_STATED PROBLEM:_ Locate the lines of the listing below that hold "content", then copy each of them.

_THE RECORDS:_
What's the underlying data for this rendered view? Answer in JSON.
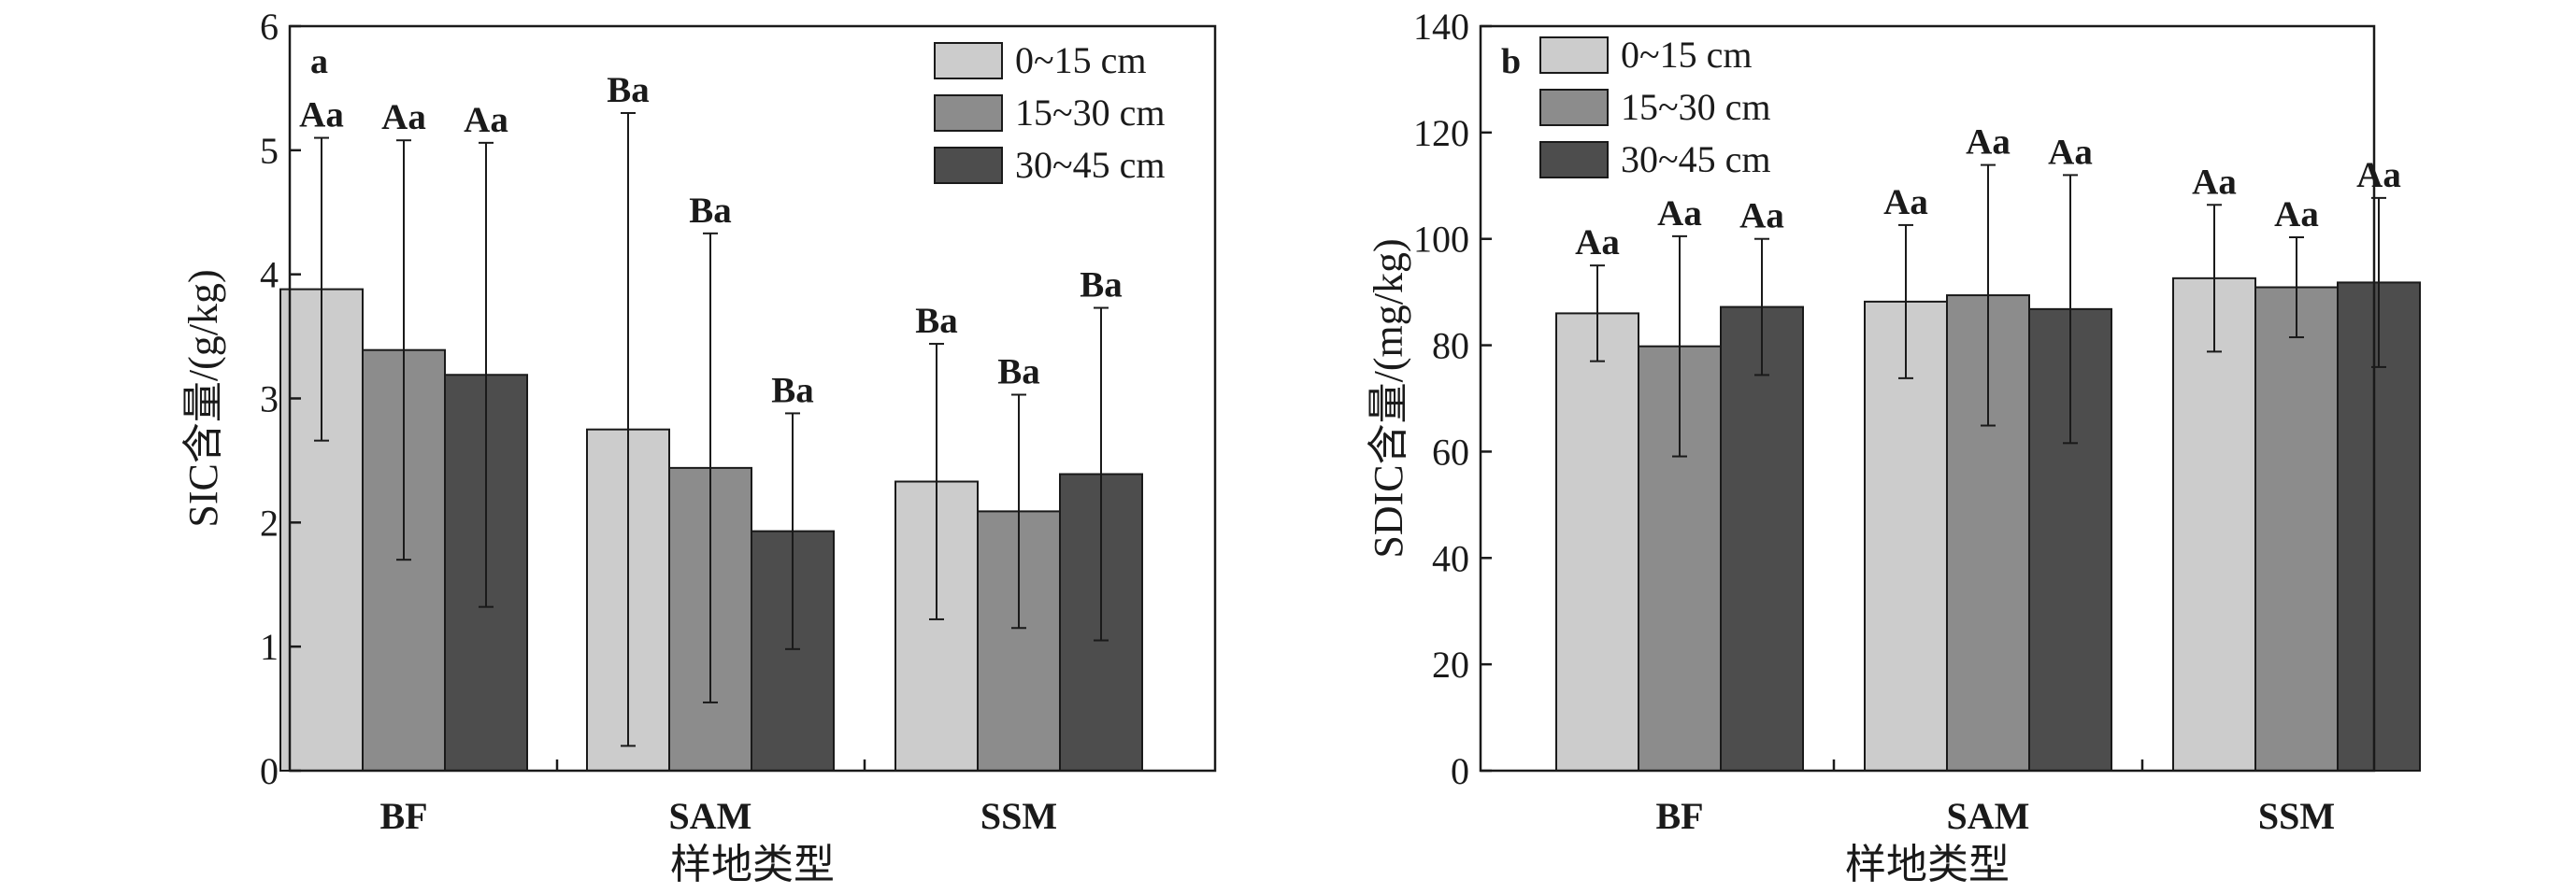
{
  "chart_data": [
    {
      "type": "bar",
      "panel_label": "a",
      "categories": [
        "BF",
        "SAM",
        "SSM"
      ],
      "series": [
        {
          "name": "0~15 cm",
          "color": "#cccccc",
          "values": [
            3.88,
            2.75,
            2.33
          ],
          "error": [
            1.22,
            2.55,
            1.11
          ]
        },
        {
          "name": "15~30 cm",
          "color": "#8c8c8c",
          "values": [
            3.39,
            2.44,
            2.09
          ],
          "error": [
            1.69,
            1.89,
            0.94
          ]
        },
        {
          "name": "30~45 cm",
          "color": "#4d4d4d",
          "values": [
            3.19,
            1.93,
            2.39
          ],
          "error": [
            1.87,
            0.95,
            1.34
          ]
        }
      ],
      "significance": [
        [
          "Aa",
          "Aa",
          "Aa"
        ],
        [
          "Ba",
          "Ba",
          "Ba"
        ],
        [
          "Ba",
          "Ba",
          "Ba"
        ]
      ],
      "xlabel": "样地类型",
      "ylabel": "SIC含量/(g/kg)",
      "ylim": [
        0,
        6
      ],
      "yticks": [
        0,
        1,
        2,
        3,
        4,
        5,
        6
      ],
      "legend_position": "top-right",
      "grid": false
    },
    {
      "type": "bar",
      "panel_label": "b",
      "categories": [
        "BF",
        "SAM",
        "SSM"
      ],
      "series": [
        {
          "name": "0~15 cm",
          "color": "#cccccc",
          "values": [
            86,
            88.2,
            92.6
          ],
          "error": [
            9,
            14.4,
            13.8
          ]
        },
        {
          "name": "15~30 cm",
          "color": "#8c8c8c",
          "values": [
            79.8,
            89.4,
            90.9
          ],
          "error": [
            20.7,
            24.5,
            9.4
          ]
        },
        {
          "name": "30~45 cm",
          "color": "#4d4d4d",
          "values": [
            87.2,
            86.8,
            91.8
          ],
          "error": [
            12.8,
            25.2,
            15.9
          ]
        }
      ],
      "significance": [
        [
          "Aa",
          "Aa",
          "Aa"
        ],
        [
          "Aa",
          "Aa",
          "Aa"
        ],
        [
          "Aa",
          "Aa",
          "Aa"
        ]
      ],
      "xlabel": "样地类型",
      "ylabel": "SDIC含量/(mg/kg)",
      "ylim": [
        0,
        140
      ],
      "yticks": [
        0,
        20,
        40,
        60,
        80,
        100,
        120,
        140
      ],
      "legend_position": "top-left",
      "grid": false
    }
  ]
}
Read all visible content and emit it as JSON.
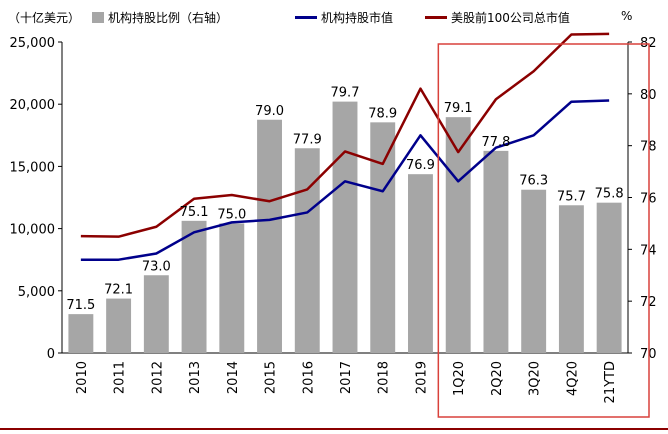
{
  "legend": {
    "unit": "（十亿美元）",
    "bar_label": "机构持股比例（右轴）",
    "line1_label": "机构持股市值",
    "line2_label": "美股前100公司总市值",
    "right_unit": "%"
  },
  "colors": {
    "bar": "#a6a6a6",
    "line1": "#00008b",
    "line2": "#8b0000",
    "highlight_box": "#d9413b"
  },
  "chart_data": {
    "type": "bar+line",
    "categories": [
      "2010",
      "2011",
      "2012",
      "2013",
      "2014",
      "2015",
      "2016",
      "2017",
      "2018",
      "2019",
      "1Q20",
      "2Q20",
      "3Q20",
      "4Q20",
      "21YTD"
    ],
    "left_axis": {
      "min": 0,
      "max": 25000,
      "ticks": [
        "0",
        "5,000",
        "10,000",
        "15,000",
        "20,000",
        "25,000"
      ],
      "tick_values": [
        0,
        5000,
        10000,
        15000,
        20000,
        25000
      ]
    },
    "right_axis": {
      "min": 70,
      "max": 82,
      "unit": "%",
      "ticks": [
        "70",
        "72",
        "74",
        "76",
        "78",
        "80",
        "82"
      ],
      "tick_values": [
        70,
        72,
        74,
        76,
        78,
        80,
        82
      ]
    },
    "bar_series": {
      "name": "机构持股比例（右轴）",
      "axis": "right",
      "values": [
        71.5,
        72.1,
        73.0,
        75.1,
        75.0,
        79.0,
        77.9,
        79.7,
        78.9,
        76.9,
        79.1,
        77.8,
        76.3,
        75.7,
        75.8
      ],
      "labels": [
        "71.5",
        "72.1",
        "73.0",
        "75.1",
        "75.0",
        "79.0",
        "77.9",
        "79.7",
        "78.9",
        "76.9",
        "79.1",
        "77.8",
        "76.3",
        "75.7",
        "75.8"
      ]
    },
    "line_series": [
      {
        "name": "机构持股市值",
        "axis": "left",
        "values": [
          7500,
          7500,
          8000,
          9700,
          10500,
          10700,
          11300,
          13800,
          13000,
          17500,
          13800,
          16500,
          17500,
          20200,
          20300
        ]
      },
      {
        "name": "美股前100公司总市值",
        "axis": "left",
        "values": [
          9400,
          9350,
          10150,
          12400,
          12700,
          12200,
          13150,
          16200,
          15200,
          21250,
          16150,
          20400,
          22650,
          25600,
          25650
        ]
      }
    ],
    "highlight": {
      "from": "1Q20",
      "to": "21YTD"
    }
  }
}
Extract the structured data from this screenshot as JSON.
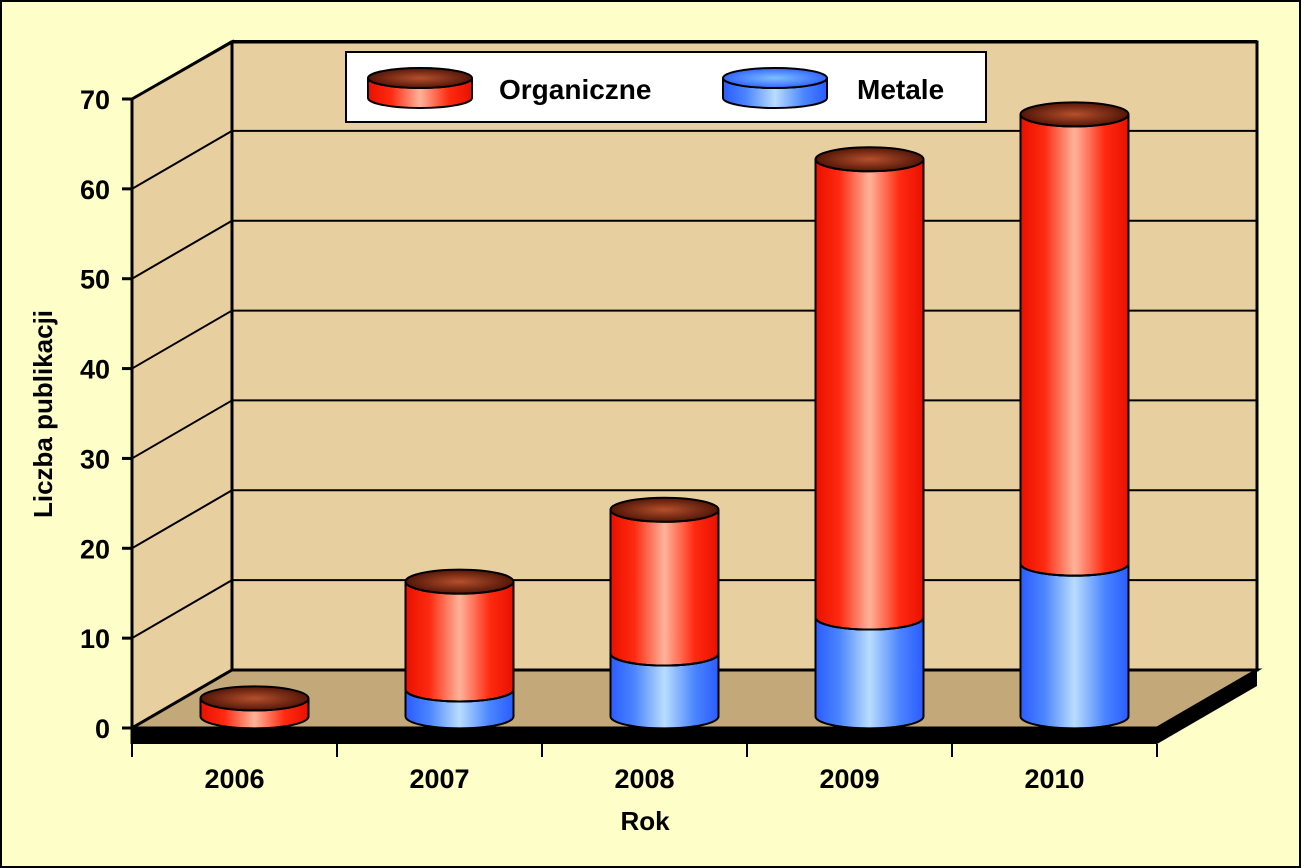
{
  "chart_data": {
    "type": "bar",
    "stacked": true,
    "three_d": true,
    "bar_shape": "cylinder",
    "categories": [
      "2006",
      "2007",
      "2008",
      "2009",
      "2010"
    ],
    "series": [
      {
        "name": "Metale",
        "color": "#3f7bff",
        "values": [
          0,
          3,
          7,
          11,
          17
        ]
      },
      {
        "name": "Organiczne",
        "color": "#ff2a10",
        "values": [
          2,
          12,
          16,
          51,
          50
        ]
      }
    ],
    "xlabel": "Rok",
    "ylabel": "Liczba publikacji",
    "yticks": [
      "0",
      "10",
      "20",
      "30",
      "40",
      "50",
      "60",
      "70"
    ],
    "ylim": [
      0,
      70
    ],
    "grid": true,
    "legend": {
      "position": "top-center",
      "entries": [
        "Organiczne",
        "Metale"
      ]
    },
    "colors": {
      "background": "#fefec8",
      "back_wall": "#e8cfa0",
      "floor": "#c3a87a",
      "top_cap": "#5a1608"
    }
  }
}
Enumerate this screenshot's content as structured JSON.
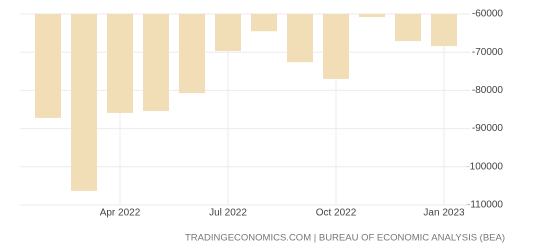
{
  "chart_data": {
    "type": "bar",
    "categories": [
      null,
      null,
      "Apr 2022",
      null,
      null,
      "Jul 2022",
      null,
      null,
      "Oct 2022",
      null,
      null,
      "Jan 2023"
    ],
    "values": [
      -87200,
      -106300,
      -85900,
      -85400,
      -80700,
      -69700,
      -64500,
      -72600,
      -77000,
      -60800,
      -67100,
      -68400
    ],
    "color": "#f1deb6",
    "ylim": [
      -110000,
      -60000
    ],
    "yticks": [
      -60000,
      -70000,
      -80000,
      -90000,
      -100000,
      -110000
    ],
    "grid": true,
    "source": "TRADINGECONOMICS.COM | BUREAU OF ECONOMIC ANALYSIS (BEA)"
  }
}
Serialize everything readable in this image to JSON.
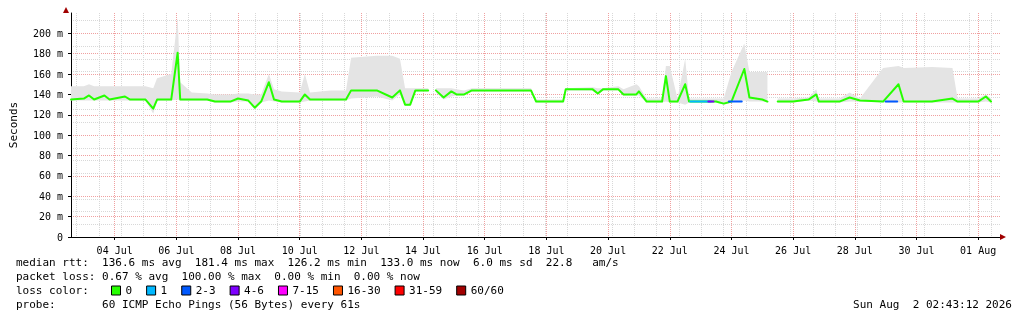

_EXERCISE RESULT:_
Read all visible content and emit it as JSON.
Enumerate this screenshot's content as structured JSON.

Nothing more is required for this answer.